§ Work instructions
Count every line where "Sports" shows up, and give that number only.

(Stored data entries)
[start]

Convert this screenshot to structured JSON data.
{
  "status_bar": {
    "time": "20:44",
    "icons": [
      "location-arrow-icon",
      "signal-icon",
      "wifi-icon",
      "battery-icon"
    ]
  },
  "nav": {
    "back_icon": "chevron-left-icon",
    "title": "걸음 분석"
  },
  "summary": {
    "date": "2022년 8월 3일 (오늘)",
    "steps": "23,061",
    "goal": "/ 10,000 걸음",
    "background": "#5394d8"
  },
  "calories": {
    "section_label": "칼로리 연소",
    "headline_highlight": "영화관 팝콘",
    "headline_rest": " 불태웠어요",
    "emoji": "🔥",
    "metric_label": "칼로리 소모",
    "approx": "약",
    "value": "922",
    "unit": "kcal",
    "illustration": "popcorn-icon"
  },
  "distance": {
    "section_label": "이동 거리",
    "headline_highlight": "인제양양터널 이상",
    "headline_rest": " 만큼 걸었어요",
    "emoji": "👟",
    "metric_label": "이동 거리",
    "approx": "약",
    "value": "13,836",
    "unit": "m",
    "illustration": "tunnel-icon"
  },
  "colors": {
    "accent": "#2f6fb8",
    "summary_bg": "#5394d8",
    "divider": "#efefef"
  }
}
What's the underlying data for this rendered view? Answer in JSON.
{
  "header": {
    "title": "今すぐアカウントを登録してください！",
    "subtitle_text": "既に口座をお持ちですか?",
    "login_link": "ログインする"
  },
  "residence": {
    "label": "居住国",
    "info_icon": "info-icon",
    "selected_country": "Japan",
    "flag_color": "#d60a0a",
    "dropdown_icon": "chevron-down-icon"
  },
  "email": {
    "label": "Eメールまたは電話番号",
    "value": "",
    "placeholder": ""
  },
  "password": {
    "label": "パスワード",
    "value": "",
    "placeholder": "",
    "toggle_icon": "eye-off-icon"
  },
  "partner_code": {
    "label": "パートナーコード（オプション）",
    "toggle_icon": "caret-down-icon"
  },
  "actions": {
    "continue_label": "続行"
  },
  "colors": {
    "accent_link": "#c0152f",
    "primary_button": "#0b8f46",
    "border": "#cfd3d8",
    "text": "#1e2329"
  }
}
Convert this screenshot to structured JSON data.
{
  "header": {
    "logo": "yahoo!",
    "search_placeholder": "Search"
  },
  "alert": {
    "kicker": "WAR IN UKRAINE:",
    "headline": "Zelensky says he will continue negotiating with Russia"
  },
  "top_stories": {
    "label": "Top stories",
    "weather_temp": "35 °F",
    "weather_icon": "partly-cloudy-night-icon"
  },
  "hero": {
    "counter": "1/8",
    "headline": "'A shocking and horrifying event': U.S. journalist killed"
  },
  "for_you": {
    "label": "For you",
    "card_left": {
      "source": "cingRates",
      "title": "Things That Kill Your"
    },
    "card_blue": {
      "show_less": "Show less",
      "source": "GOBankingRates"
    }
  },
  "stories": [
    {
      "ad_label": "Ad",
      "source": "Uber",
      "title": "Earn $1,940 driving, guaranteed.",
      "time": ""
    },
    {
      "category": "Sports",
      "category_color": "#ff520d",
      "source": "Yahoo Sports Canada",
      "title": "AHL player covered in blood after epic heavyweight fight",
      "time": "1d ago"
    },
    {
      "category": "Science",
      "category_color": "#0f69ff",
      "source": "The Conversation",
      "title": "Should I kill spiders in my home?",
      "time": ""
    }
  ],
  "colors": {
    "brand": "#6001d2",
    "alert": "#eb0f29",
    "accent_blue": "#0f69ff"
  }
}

[end]

§ Solution to this exercise
2